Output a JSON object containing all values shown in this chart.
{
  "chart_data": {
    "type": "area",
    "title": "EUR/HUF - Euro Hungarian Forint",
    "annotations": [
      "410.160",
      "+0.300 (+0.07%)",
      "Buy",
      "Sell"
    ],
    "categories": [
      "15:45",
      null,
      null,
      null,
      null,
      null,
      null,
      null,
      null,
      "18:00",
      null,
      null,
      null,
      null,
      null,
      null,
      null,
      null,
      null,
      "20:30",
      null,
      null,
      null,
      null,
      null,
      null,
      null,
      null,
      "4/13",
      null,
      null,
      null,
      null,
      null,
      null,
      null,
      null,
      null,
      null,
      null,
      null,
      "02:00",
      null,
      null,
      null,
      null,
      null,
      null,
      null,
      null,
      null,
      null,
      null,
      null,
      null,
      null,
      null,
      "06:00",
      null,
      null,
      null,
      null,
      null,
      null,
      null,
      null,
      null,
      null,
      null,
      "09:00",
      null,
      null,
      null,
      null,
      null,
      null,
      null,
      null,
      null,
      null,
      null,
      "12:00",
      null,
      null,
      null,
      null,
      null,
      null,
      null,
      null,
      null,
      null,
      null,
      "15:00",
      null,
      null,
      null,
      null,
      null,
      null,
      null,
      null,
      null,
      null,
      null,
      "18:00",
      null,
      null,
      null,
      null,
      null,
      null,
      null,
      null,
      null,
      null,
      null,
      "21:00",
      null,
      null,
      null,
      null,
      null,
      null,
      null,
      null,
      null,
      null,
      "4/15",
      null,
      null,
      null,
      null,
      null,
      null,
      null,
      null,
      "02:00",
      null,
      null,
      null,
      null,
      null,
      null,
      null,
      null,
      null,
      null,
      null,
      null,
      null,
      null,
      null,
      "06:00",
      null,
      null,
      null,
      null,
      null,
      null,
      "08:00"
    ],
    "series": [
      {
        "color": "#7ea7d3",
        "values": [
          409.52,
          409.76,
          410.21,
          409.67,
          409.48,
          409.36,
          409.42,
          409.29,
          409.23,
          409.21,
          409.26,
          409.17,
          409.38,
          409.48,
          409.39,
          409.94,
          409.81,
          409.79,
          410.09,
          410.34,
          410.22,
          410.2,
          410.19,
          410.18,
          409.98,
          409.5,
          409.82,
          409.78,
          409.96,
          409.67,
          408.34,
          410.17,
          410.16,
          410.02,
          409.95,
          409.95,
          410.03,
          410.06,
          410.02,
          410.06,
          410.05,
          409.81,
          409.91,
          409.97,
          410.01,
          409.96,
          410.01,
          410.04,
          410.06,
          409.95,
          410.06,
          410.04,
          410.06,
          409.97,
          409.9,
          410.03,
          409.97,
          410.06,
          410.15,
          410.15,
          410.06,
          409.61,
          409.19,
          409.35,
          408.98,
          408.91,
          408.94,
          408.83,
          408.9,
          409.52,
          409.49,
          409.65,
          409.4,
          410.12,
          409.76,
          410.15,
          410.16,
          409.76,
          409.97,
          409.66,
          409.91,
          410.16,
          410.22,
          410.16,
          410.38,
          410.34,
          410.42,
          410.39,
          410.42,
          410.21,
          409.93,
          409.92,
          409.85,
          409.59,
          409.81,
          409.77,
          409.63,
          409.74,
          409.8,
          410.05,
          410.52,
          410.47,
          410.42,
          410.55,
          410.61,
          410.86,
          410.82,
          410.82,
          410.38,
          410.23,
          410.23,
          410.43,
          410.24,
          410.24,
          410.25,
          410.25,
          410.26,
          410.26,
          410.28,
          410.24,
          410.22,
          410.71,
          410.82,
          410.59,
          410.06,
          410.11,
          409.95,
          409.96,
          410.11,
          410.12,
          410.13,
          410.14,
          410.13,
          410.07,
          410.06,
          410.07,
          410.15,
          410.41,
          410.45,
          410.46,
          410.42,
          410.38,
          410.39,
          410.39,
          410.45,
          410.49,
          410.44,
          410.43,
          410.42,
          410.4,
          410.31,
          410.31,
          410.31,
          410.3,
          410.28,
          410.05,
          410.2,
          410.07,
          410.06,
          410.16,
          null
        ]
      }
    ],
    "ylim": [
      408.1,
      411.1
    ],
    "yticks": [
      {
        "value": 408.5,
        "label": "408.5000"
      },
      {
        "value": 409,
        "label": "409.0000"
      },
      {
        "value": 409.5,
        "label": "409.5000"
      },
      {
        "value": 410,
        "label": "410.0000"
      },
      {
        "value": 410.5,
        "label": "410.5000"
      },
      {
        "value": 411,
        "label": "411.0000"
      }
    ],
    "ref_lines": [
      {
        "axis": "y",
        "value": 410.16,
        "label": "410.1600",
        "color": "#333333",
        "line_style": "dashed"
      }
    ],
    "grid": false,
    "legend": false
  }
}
———
WORK INSTRUCTIONS: Of the lines above, copy each that contains "values".

PROBLEM SOLUTION:
Output a JSON object containing all values shown in this chart.
        "values": [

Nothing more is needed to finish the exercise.